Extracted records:
• • • • • • •

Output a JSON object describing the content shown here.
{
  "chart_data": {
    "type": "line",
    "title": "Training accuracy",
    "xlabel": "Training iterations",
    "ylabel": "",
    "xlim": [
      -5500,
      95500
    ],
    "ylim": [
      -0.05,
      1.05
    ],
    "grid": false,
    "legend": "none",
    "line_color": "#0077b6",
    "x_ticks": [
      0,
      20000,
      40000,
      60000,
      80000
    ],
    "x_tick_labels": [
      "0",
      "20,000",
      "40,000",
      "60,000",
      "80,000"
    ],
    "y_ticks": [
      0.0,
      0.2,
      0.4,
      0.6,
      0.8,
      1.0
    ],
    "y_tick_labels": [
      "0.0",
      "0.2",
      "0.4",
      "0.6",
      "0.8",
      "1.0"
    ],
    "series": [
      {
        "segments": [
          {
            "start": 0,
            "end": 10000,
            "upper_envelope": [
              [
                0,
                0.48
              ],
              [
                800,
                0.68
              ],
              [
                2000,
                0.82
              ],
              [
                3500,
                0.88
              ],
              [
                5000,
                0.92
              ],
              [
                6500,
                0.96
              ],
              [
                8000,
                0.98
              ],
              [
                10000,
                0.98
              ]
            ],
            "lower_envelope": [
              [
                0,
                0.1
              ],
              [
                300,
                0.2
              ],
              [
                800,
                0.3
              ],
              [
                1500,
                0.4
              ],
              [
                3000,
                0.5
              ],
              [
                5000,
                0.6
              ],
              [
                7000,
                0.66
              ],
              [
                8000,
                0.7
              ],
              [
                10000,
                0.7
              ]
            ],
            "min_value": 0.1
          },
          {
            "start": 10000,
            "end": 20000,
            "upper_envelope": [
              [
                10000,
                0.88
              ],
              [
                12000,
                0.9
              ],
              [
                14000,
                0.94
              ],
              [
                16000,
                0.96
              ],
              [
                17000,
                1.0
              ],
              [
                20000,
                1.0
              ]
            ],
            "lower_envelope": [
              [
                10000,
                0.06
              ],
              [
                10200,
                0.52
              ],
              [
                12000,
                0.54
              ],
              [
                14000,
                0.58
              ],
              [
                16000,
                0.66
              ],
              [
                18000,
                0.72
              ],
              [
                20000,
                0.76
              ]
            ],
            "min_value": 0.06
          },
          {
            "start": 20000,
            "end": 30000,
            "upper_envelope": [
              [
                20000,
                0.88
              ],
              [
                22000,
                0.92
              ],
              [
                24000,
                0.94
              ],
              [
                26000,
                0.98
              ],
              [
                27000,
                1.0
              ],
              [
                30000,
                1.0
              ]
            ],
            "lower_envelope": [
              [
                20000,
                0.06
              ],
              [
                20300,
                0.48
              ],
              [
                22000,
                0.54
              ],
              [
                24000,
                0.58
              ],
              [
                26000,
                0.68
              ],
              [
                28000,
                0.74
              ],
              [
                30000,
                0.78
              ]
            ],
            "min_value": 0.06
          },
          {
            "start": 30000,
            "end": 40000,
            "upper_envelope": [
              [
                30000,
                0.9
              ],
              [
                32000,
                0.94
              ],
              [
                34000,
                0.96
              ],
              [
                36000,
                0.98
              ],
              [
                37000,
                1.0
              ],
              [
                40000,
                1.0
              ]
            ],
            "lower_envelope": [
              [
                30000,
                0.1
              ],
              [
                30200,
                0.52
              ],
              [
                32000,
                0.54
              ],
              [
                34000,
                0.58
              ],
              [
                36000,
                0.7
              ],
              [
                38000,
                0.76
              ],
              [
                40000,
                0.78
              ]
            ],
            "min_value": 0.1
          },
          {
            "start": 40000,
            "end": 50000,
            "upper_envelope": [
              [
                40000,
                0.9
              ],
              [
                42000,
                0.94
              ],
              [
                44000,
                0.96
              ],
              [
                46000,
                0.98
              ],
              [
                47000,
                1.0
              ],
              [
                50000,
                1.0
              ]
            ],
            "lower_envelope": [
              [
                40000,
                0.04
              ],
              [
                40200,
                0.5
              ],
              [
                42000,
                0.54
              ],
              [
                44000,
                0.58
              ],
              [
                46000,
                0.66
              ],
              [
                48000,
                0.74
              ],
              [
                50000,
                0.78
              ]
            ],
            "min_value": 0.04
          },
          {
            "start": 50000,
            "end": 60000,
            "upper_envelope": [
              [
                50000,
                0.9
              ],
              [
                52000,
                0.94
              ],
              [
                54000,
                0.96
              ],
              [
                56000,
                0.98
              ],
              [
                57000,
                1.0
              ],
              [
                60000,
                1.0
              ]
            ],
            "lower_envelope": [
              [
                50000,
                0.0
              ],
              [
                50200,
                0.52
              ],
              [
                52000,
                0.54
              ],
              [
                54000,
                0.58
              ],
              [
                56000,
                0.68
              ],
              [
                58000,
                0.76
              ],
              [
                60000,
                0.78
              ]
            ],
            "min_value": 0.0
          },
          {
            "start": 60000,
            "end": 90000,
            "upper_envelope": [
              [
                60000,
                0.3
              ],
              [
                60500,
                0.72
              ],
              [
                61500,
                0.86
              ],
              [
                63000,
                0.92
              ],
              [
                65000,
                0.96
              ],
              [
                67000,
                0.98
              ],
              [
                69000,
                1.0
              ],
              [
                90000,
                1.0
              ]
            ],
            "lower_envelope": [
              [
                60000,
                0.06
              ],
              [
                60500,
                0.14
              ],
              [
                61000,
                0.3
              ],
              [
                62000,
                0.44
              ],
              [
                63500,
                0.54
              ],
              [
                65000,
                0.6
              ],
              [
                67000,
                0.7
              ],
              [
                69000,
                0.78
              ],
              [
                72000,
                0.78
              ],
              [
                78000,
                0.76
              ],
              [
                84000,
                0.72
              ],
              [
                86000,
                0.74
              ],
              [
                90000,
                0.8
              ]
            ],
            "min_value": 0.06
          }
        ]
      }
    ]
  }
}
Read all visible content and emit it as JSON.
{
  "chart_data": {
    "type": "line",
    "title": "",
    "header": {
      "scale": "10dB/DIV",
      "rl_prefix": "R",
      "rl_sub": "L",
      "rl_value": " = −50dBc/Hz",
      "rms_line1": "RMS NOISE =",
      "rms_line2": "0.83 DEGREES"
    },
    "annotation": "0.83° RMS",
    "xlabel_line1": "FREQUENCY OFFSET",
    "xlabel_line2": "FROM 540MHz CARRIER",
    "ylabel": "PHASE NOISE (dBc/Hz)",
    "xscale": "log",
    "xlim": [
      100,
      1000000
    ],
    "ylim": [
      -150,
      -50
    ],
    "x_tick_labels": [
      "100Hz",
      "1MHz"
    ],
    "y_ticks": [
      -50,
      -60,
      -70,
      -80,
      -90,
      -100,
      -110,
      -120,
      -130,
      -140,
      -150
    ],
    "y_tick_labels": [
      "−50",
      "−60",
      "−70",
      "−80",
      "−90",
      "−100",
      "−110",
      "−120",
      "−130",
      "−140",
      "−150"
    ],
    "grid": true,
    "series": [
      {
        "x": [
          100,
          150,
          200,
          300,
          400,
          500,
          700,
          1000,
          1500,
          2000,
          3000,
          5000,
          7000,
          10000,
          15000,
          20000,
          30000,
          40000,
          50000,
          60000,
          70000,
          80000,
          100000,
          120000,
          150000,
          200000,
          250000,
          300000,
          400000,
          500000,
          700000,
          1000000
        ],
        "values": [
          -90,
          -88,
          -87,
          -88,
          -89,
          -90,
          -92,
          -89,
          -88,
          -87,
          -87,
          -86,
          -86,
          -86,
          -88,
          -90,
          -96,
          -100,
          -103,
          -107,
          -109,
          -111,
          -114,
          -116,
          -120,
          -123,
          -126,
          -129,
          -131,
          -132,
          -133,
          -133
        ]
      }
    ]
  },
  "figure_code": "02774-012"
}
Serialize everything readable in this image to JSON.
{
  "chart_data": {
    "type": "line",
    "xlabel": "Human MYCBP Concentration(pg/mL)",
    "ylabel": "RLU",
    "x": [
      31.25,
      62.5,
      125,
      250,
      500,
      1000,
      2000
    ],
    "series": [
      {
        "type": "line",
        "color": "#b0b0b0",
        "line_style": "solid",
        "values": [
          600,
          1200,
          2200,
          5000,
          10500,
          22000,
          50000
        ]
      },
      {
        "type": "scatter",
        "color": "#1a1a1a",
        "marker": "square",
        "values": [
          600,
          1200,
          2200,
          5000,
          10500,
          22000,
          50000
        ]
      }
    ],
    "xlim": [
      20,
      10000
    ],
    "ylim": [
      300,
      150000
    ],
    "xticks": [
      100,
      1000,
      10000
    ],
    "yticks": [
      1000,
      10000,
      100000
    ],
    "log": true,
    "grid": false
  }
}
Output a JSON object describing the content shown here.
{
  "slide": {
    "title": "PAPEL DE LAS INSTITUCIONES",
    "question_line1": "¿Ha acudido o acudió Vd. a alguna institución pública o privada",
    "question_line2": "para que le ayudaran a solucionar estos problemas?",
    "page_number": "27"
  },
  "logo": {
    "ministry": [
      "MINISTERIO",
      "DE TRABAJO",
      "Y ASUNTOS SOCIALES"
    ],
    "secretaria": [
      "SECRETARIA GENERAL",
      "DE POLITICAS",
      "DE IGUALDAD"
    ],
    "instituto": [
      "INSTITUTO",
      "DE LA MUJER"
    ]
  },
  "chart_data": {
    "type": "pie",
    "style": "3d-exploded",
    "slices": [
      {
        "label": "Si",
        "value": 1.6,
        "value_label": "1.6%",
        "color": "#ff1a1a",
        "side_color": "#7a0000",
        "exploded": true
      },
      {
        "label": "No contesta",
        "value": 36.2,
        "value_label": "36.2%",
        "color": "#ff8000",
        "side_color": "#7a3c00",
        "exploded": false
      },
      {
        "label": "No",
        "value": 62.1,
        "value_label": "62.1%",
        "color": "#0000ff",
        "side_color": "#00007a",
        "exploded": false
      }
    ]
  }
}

• • • • • • •

In the records above, locate each line with the word "Training". Copy all such lines.

    "title": "Training accuracy",
    "xlabel": "Training iterations",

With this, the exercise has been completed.